Stated task
Quote the listing below in full and exactly as written, but omit every picture.

** Begin Records for this task **

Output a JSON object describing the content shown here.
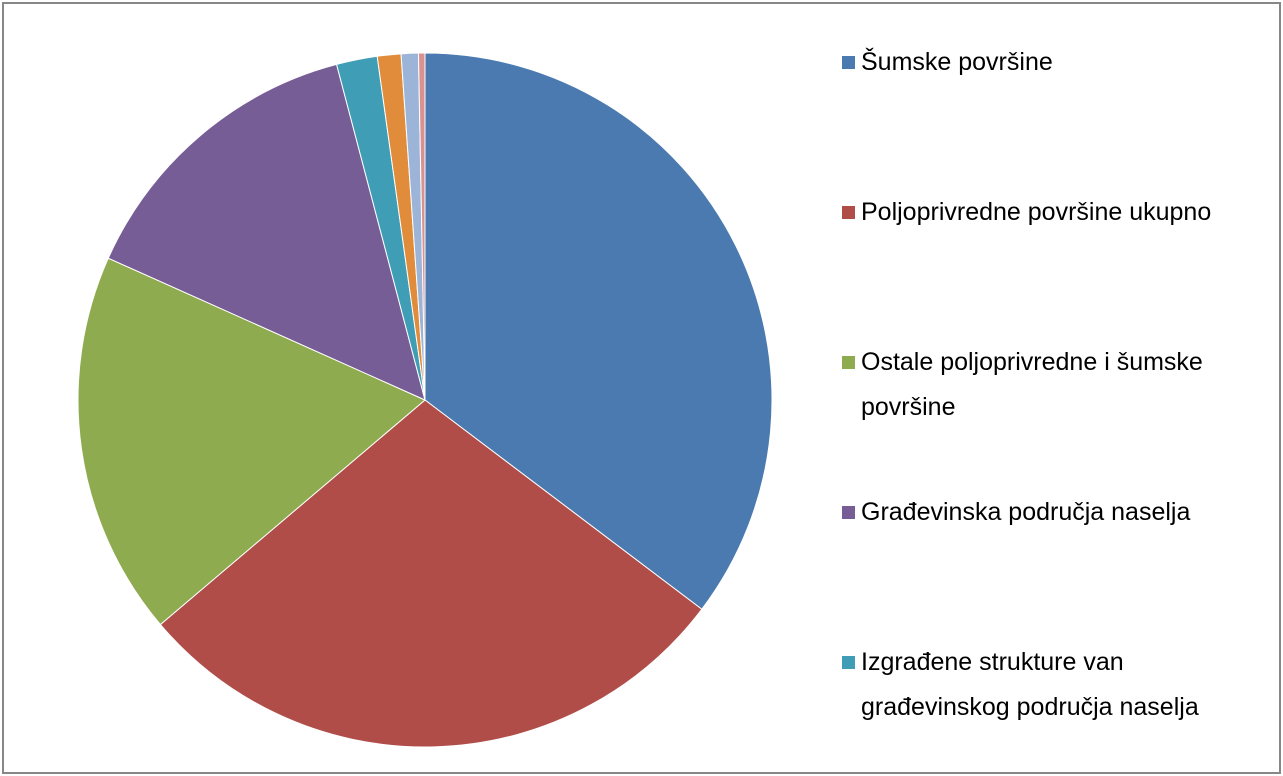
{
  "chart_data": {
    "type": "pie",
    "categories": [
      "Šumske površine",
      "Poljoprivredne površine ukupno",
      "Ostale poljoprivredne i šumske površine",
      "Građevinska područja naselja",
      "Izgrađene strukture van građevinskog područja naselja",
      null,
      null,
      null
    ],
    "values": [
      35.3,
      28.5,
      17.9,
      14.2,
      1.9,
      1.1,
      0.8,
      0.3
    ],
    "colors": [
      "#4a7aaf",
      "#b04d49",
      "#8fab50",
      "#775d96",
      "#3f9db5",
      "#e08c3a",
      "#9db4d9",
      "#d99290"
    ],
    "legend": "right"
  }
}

** End Records for this task **

Solved exercise
Output a JSON object describing the content shown here.
{
  "chart_data": {
    "type": "pie",
    "categories": [
      "Šumske površine",
      "Poljoprivredne površine ukupno",
      "Ostale poljoprivredne i šumske površine",
      "Građevinska područja naselja",
      "Izgrađene strukture van građevinskog područja naselja",
      null,
      null,
      null
    ],
    "values": [
      35.3,
      28.5,
      17.9,
      14.2,
      1.9,
      1.1,
      0.8,
      0.3
    ],
    "colors": [
      "#4a7aaf",
      "#b04d49",
      "#8fab50",
      "#775d96",
      "#3f9db5",
      "#e08c3a",
      "#9db4d9",
      "#d99290"
    ],
    "legend": "right"
  }
}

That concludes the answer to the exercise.